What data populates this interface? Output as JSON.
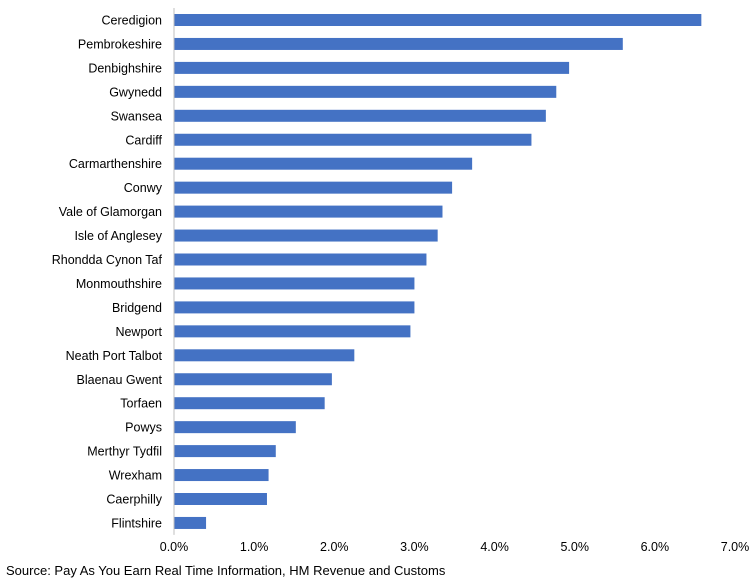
{
  "chart_data": {
    "type": "bar",
    "orientation": "horizontal",
    "categories": [
      "Ceredigion",
      "Pembrokeshire",
      "Denbighshire",
      "Gwynedd",
      "Swansea",
      "Cardiff",
      "Carmarthenshire",
      "Conwy",
      "Vale of Glamorgan",
      "Isle of Anglesey",
      "Rhondda Cynon Taf",
      "Monmouthshire",
      "Bridgend",
      "Newport",
      "Neath Port Talbot",
      "Blaenau Gwent",
      "Torfaen",
      "Powys",
      "Merthyr Tydfil",
      "Wrexham",
      "Caerphilly",
      "Flintshire"
    ],
    "values": [
      6.58,
      5.6,
      4.93,
      4.77,
      4.64,
      4.46,
      3.72,
      3.47,
      3.35,
      3.29,
      3.15,
      3.0,
      3.0,
      2.95,
      2.25,
      1.97,
      1.88,
      1.52,
      1.27,
      1.18,
      1.16,
      0.4
    ],
    "xlim": [
      0,
      7
    ],
    "x_ticks": [
      "0.0%",
      "1.0%",
      "2.0%",
      "3.0%",
      "4.0%",
      "5.0%",
      "6.0%",
      "7.0%"
    ],
    "bar_color": "#4472C4",
    "grid": false,
    "title": "",
    "xlabel": "",
    "ylabel": ""
  },
  "source": "Source: Pay As You Earn Real Time Information, HM Revenue and Customs"
}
....................
Set down every entry word for word, but omit the pictures.

◆ **Reply**:
What data populates this interface? Output as JSON.
{
  "chart_data": {
    "type": "bar",
    "orientation": "horizontal",
    "categories": [
      "Ceredigion",
      "Pembrokeshire",
      "Denbighshire",
      "Gwynedd",
      "Swansea",
      "Cardiff",
      "Carmarthenshire",
      "Conwy",
      "Vale of Glamorgan",
      "Isle of Anglesey",
      "Rhondda Cynon Taf",
      "Monmouthshire",
      "Bridgend",
      "Newport",
      "Neath Port Talbot",
      "Blaenau Gwent",
      "Torfaen",
      "Powys",
      "Merthyr Tydfil",
      "Wrexham",
      "Caerphilly",
      "Flintshire"
    ],
    "values": [
      6.58,
      5.6,
      4.93,
      4.77,
      4.64,
      4.46,
      3.72,
      3.47,
      3.35,
      3.29,
      3.15,
      3.0,
      3.0,
      2.95,
      2.25,
      1.97,
      1.88,
      1.52,
      1.27,
      1.18,
      1.16,
      0.4
    ],
    "xlim": [
      0,
      7
    ],
    "x_ticks": [
      "0.0%",
      "1.0%",
      "2.0%",
      "3.0%",
      "4.0%",
      "5.0%",
      "6.0%",
      "7.0%"
    ],
    "bar_color": "#4472C4",
    "grid": false,
    "title": "",
    "xlabel": "",
    "ylabel": ""
  },
  "source": "Source: Pay As You Earn Real Time Information, HM Revenue and Customs"
}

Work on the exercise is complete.